(Given instruction) Restate, word for word, every line of the data.

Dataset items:

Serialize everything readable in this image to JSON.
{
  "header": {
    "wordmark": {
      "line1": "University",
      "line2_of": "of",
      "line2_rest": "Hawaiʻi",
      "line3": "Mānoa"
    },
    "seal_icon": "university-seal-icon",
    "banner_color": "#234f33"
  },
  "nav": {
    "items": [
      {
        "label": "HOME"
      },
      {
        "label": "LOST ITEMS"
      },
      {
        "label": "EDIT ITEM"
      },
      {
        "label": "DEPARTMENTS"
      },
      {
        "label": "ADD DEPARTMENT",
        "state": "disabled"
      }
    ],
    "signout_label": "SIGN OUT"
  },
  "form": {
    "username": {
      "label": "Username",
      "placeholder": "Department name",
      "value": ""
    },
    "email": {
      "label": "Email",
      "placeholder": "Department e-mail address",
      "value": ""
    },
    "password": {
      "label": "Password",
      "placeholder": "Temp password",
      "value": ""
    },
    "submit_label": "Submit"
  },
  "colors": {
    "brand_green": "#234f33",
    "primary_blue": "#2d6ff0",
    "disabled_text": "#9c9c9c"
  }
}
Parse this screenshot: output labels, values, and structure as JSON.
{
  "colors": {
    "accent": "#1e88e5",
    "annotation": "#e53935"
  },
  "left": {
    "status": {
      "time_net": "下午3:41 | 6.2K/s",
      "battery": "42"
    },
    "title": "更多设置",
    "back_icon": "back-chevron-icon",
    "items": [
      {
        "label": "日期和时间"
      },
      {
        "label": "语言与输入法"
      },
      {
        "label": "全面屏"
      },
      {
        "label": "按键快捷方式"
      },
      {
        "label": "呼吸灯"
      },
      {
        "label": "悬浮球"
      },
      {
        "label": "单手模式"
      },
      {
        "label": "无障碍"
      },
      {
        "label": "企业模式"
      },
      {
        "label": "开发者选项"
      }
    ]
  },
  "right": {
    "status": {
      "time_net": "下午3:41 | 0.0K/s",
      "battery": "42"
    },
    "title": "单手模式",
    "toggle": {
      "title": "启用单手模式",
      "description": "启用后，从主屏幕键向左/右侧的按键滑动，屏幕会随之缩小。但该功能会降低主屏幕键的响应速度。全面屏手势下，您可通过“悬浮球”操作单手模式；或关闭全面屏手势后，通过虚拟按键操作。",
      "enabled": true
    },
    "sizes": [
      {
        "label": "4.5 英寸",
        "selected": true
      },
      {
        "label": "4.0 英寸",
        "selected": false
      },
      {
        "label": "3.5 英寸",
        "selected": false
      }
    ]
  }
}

(Solution)
Serialize everything readable in this image to JSON.
{
  "header": {
    "wordmark": {
      "line1": "University",
      "line2_of": "of",
      "line2_rest": "Hawaiʻi",
      "line3": "Mānoa"
    },
    "seal_icon": "university-seal-icon",
    "banner_color": "#234f33"
  },
  "nav": {
    "items": [
      {
        "label": "HOME"
      },
      {
        "label": "LOST ITEMS"
      },
      {
        "label": "EDIT ITEM"
      },
      {
        "label": "DEPARTMENTS"
      },
      {
        "label": "ADD DEPARTMENT",
        "state": "disabled"
      }
    ],
    "signout_label": "SIGN OUT"
  },
  "form": {
    "username": {
      "label": "Username",
      "placeholder": "Department name",
      "value": ""
    },
    "email": {
      "label": "Email",
      "placeholder": "Department e-mail address",
      "value": ""
    },
    "password": {
      "label": "Password",
      "placeholder": "Temp password",
      "value": ""
    },
    "submit_label": "Submit"
  },
  "colors": {
    "brand_green": "#234f33",
    "primary_blue": "#2d6ff0",
    "disabled_text": "#9c9c9c"
  }
}
Parse this screenshot: output labels, values, and structure as JSON.
{
  "colors": {
    "accent": "#1e88e5",
    "annotation": "#e53935"
  },
  "left": {
    "status": {
      "time_net": "下午3:41 | 6.2K/s",
      "battery": "42"
    },
    "title": "更多设置",
    "back_icon": "back-chevron-icon",
    "items": [
      {
        "label": "日期和时间"
      },
      {
        "label": "语言与输入法"
      },
      {
        "label": "全面屏"
      },
      {
        "label": "按键快捷方式"
      },
      {
        "label": "呼吸灯"
      },
      {
        "label": "悬浮球"
      },
      {
        "label": "单手模式"
      },
      {
        "label": "无障碍"
      },
      {
        "label": "企业模式"
      },
      {
        "label": "开发者选项"
      }
    ]
  },
  "right": {
    "status": {
      "time_net": "下午3:41 | 0.0K/s",
      "battery": "42"
    },
    "title": "单手模式",
    "toggle": {
      "title": "启用单手模式",
      "description": "启用后，从主屏幕键向左/右侧的按键滑动，屏幕会随之缩小。但该功能会降低主屏幕键的响应速度。全面屏手势下，您可通过“悬浮球”操作单手模式；或关闭全面屏手势后，通过虚拟按键操作。",
      "enabled": true
    },
    "sizes": [
      {
        "label": "4.5 英寸",
        "selected": true
      },
      {
        "label": "4.0 英寸",
        "selected": false
      },
      {
        "label": "3.5 英寸",
        "selected": false
      }
    ]
  }
}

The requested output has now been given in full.